Your goal » Images embedded in the records are excluded; print everything else exactly as given.

— begin Data records —

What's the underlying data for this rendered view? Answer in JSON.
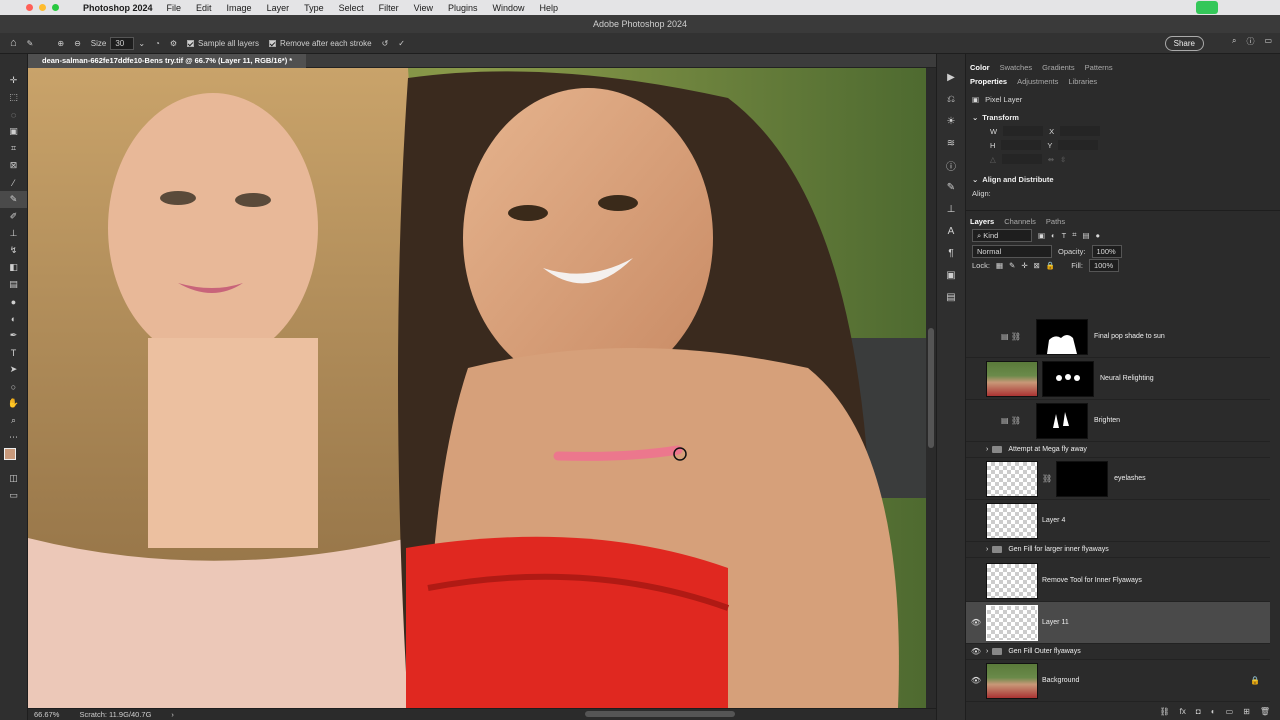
{
  "menubar": {
    "app_name": "Photoshop 2024",
    "items": [
      "File",
      "Edit",
      "Image",
      "Layer",
      "Type",
      "Select",
      "Filter",
      "View",
      "Plugins",
      "Window",
      "Help"
    ]
  },
  "window_title": "Adobe Photoshop 2024",
  "options": {
    "size_label": "Size",
    "size_value": "30",
    "sample_all_layers": "Sample all layers",
    "remove_after_stroke": "Remove after each stroke",
    "share": "Share"
  },
  "document_tab": "dean-salman-662fe17ddfe10-Bens try.tif @ 66.7% (Layer 11, RGB/16*) *",
  "status": {
    "zoom": "66.67%",
    "scratch": "Scratch: 11.9G/40.7G"
  },
  "panel_tabs_top": [
    "Color",
    "Swatches",
    "Gradients",
    "Patterns"
  ],
  "panel_tabs_props": [
    "Properties",
    "Adjustments",
    "Libraries"
  ],
  "properties": {
    "pixel_layer": "Pixel Layer",
    "transform": "Transform",
    "w_label": "W",
    "h_label": "H",
    "x_label": "X",
    "y_label": "Y",
    "align": "Align and Distribute",
    "align_label": "Align:"
  },
  "layers_tabs": [
    "Layers",
    "Channels",
    "Paths"
  ],
  "layers_filter": "Kind",
  "blend_mode": "Normal",
  "opacity_label": "Opacity:",
  "opacity_value": "100%",
  "lock_label": "Lock:",
  "fill_label": "Fill:",
  "fill_value": "100%",
  "layers": {
    "final_pop": "Final pop shade to sun",
    "neural": "Neural Relighting",
    "brighten": "Brighten",
    "mega_group": "Attempt at Mega fly away",
    "eyelashes": "eyelashes",
    "layer4": "Layer 4",
    "gen_fill_inner": "Gen Fill for larger inner flyaways",
    "remove_tool": "Remove Tool for Inner Flyaways",
    "layer11": "Layer 11",
    "gen_fill_outer": "Gen Fill Outer flyaways",
    "background": "Background"
  }
}
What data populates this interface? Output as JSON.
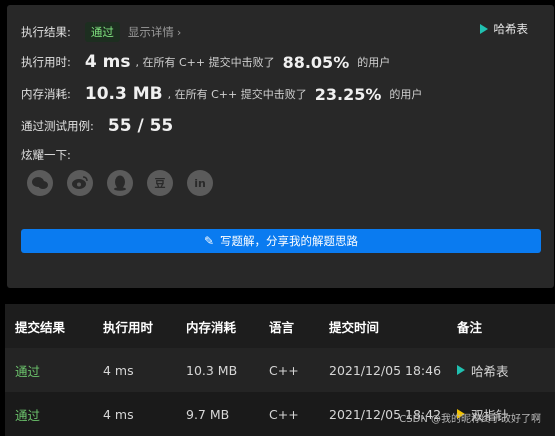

— end Data records —

Correct answer »
What's the underlying data for this rendered view? Answer in JSON.
{
  "menubar": {
    "app_name": "Photoshop 2024",
    "items": [
      "File",
      "Edit",
      "Image",
      "Layer",
      "Type",
      "Select",
      "Filter",
      "View",
      "Plugins",
      "Window",
      "Help"
    ]
  },
  "window_title": "Adobe Photoshop 2024",
  "options": {
    "size_label": "Size",
    "size_value": "30",
    "sample_all_layers": "Sample all layers",
    "remove_after_stroke": "Remove after each stroke",
    "share": "Share"
  },
  "document_tab": "dean-salman-662fe17ddfe10-Bens try.tif @ 66.7% (Layer 11, RGB/16*) *",
  "status": {
    "zoom": "66.67%",
    "scratch": "Scratch: 11.9G/40.7G"
  },
  "panel_tabs_top": [
    "Color",
    "Swatches",
    "Gradients",
    "Patterns"
  ],
  "panel_tabs_props": [
    "Properties",
    "Adjustments",
    "Libraries"
  ],
  "properties": {
    "pixel_layer": "Pixel Layer",
    "transform": "Transform",
    "w_label": "W",
    "h_label": "H",
    "x_label": "X",
    "y_label": "Y",
    "align": "Align and Distribute",
    "align_label": "Align:"
  },
  "layers_tabs": [
    "Layers",
    "Channels",
    "Paths"
  ],
  "layers_filter": "Kind",
  "blend_mode": "Normal",
  "opacity_label": "Opacity:",
  "opacity_value": "100%",
  "lock_label": "Lock:",
  "fill_label": "Fill:",
  "fill_value": "100%",
  "layers": {
    "final_pop": "Final pop shade to sun",
    "neural": "Neural Relighting",
    "brighten": "Brighten",
    "mega_group": "Attempt at Mega fly away",
    "eyelashes": "eyelashes",
    "layer4": "Layer 4",
    "gen_fill_inner": "Gen Fill for larger inner flyaways",
    "remove_tool": "Remove Tool for Inner Flyaways",
    "layer11": "Layer 11",
    "gen_fill_outer": "Gen Fill Outer flyaways",
    "background": "Background"
  }
}
What data populates this interface? Output as JSON.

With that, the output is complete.